- Task inputs -

- - - -

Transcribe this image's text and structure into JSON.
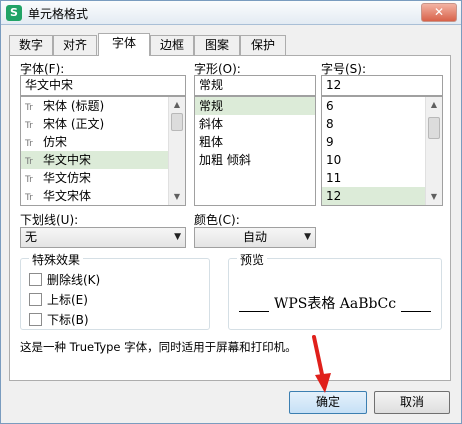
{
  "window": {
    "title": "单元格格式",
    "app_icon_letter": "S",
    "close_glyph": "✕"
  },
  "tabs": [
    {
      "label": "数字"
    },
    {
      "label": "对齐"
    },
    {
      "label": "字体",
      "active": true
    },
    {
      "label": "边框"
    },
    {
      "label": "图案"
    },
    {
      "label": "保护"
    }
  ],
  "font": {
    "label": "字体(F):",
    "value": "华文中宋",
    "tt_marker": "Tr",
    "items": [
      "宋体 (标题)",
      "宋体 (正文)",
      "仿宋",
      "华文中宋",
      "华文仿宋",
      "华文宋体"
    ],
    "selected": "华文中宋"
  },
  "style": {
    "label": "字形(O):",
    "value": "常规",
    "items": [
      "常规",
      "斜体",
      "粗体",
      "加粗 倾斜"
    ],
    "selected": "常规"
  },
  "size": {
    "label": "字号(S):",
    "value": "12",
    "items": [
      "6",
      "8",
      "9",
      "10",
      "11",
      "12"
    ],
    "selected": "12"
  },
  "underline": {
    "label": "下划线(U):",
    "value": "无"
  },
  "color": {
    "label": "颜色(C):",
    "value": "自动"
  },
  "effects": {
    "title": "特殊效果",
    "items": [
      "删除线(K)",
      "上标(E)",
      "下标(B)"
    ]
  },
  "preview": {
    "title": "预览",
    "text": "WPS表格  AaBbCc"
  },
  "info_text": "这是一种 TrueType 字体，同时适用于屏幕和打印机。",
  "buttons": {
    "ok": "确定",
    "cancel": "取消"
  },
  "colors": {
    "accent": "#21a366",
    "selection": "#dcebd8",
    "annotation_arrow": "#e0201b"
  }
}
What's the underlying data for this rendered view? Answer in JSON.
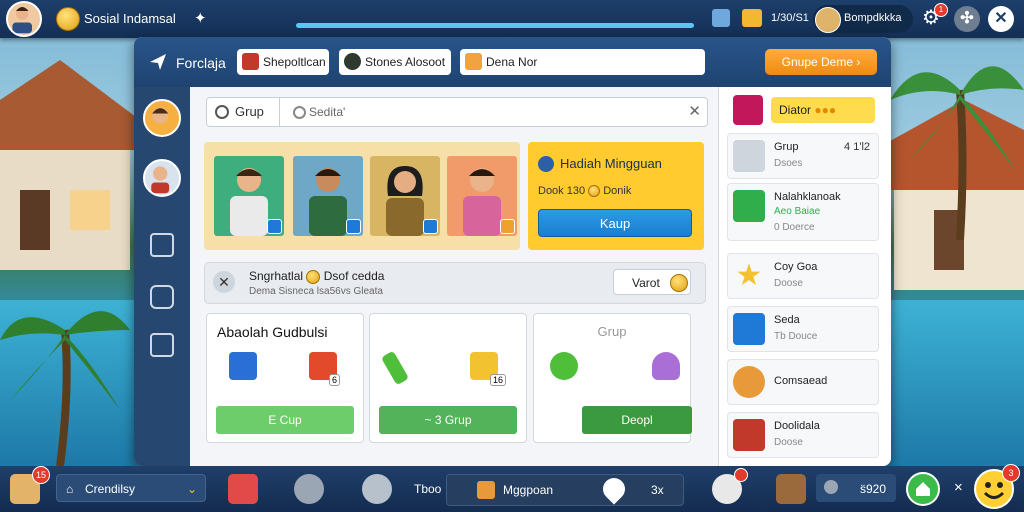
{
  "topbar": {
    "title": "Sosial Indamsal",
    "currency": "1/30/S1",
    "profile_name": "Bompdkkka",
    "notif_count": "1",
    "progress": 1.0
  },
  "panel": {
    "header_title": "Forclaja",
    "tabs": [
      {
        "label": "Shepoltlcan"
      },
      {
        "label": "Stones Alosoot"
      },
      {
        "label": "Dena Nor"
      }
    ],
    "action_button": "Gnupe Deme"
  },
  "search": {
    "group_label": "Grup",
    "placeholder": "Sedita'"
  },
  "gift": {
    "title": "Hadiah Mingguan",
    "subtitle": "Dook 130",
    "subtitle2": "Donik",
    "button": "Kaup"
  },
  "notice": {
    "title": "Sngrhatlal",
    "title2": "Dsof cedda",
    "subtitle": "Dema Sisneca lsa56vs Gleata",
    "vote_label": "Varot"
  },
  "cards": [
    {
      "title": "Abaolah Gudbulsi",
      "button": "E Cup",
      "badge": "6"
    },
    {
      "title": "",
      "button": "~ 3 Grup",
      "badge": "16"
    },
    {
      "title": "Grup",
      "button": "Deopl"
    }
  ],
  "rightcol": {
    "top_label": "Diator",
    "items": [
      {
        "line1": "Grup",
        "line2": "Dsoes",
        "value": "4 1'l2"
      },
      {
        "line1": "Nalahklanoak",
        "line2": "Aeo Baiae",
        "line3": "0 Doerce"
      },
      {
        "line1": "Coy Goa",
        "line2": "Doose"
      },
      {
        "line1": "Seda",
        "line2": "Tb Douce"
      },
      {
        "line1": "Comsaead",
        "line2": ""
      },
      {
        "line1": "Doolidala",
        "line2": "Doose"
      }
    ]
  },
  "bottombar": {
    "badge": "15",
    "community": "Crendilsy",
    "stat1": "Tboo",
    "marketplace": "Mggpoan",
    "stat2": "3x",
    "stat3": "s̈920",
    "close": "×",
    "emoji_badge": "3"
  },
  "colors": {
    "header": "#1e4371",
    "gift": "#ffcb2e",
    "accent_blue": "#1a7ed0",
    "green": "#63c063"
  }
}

- - - -

- Task requirements -
Make an exact copy of every entry above, minus the images.

- Exercise response -
Transcribe this image's text and structure into JSON.
{
  "window": {
    "title": "单元格格式",
    "app_icon_letter": "S",
    "close_glyph": "✕"
  },
  "tabs": [
    {
      "label": "数字"
    },
    {
      "label": "对齐"
    },
    {
      "label": "字体",
      "active": true
    },
    {
      "label": "边框"
    },
    {
      "label": "图案"
    },
    {
      "label": "保护"
    }
  ],
  "font": {
    "label": "字体(F):",
    "value": "华文中宋",
    "tt_marker": "Tr",
    "items": [
      "宋体 (标题)",
      "宋体 (正文)",
      "仿宋",
      "华文中宋",
      "华文仿宋",
      "华文宋体"
    ],
    "selected": "华文中宋"
  },
  "style": {
    "label": "字形(O):",
    "value": "常规",
    "items": [
      "常规",
      "斜体",
      "粗体",
      "加粗 倾斜"
    ],
    "selected": "常规"
  },
  "size": {
    "label": "字号(S):",
    "value": "12",
    "items": [
      "6",
      "8",
      "9",
      "10",
      "11",
      "12"
    ],
    "selected": "12"
  },
  "underline": {
    "label": "下划线(U):",
    "value": "无"
  },
  "color": {
    "label": "颜色(C):",
    "value": "自动"
  },
  "effects": {
    "title": "特殊效果",
    "items": [
      "删除线(K)",
      "上标(E)",
      "下标(B)"
    ]
  },
  "preview": {
    "title": "预览",
    "text": "WPS表格  AaBbCc"
  },
  "info_text": "这是一种 TrueType 字体，同时适用于屏幕和打印机。",
  "buttons": {
    "ok": "确定",
    "cancel": "取消"
  },
  "colors": {
    "accent": "#21a366",
    "selection": "#dcebd8",
    "annotation_arrow": "#e0201b"
  }
}
What's the underlying data for this rendered view? Answer in JSON.
{
  "topbar": {
    "title": "Sosial Indamsal",
    "currency": "1/30/S1",
    "profile_name": "Bompdkkka",
    "notif_count": "1",
    "progress": 1.0
  },
  "panel": {
    "header_title": "Forclaja",
    "tabs": [
      {
        "label": "Shepoltlcan"
      },
      {
        "label": "Stones Alosoot"
      },
      {
        "label": "Dena Nor"
      }
    ],
    "action_button": "Gnupe Deme"
  },
  "search": {
    "group_label": "Grup",
    "placeholder": "Sedita'"
  },
  "gift": {
    "title": "Hadiah Mingguan",
    "subtitle": "Dook 130",
    "subtitle2": "Donik",
    "button": "Kaup"
  },
  "notice": {
    "title": "Sngrhatlal",
    "title2": "Dsof cedda",
    "subtitle": "Dema Sisneca lsa56vs Gleata",
    "vote_label": "Varot"
  },
  "cards": [
    {
      "title": "Abaolah Gudbulsi",
      "button": "E Cup",
      "badge": "6"
    },
    {
      "title": "",
      "button": "~ 3 Grup",
      "badge": "16"
    },
    {
      "title": "Grup",
      "button": "Deopl"
    }
  ],
  "rightcol": {
    "top_label": "Diator",
    "items": [
      {
        "line1": "Grup",
        "line2": "Dsoes",
        "value": "4 1'l2"
      },
      {
        "line1": "Nalahklanoak",
        "line2": "Aeo Baiae",
        "line3": "0 Doerce"
      },
      {
        "line1": "Coy Goa",
        "line2": "Doose"
      },
      {
        "line1": "Seda",
        "line2": "Tb Douce"
      },
      {
        "line1": "Comsaead",
        "line2": ""
      },
      {
        "line1": "Doolidala",
        "line2": "Doose"
      }
    ]
  },
  "bottombar": {
    "badge": "15",
    "community": "Crendilsy",
    "stat1": "Tboo",
    "marketplace": "Mggpoan",
    "stat2": "3x",
    "stat3": "s̈920",
    "close": "×",
    "emoji_badge": "3"
  },
  "colors": {
    "header": "#1e4371",
    "gift": "#ffcb2e",
    "accent_blue": "#1a7ed0",
    "green": "#63c063"
  }
}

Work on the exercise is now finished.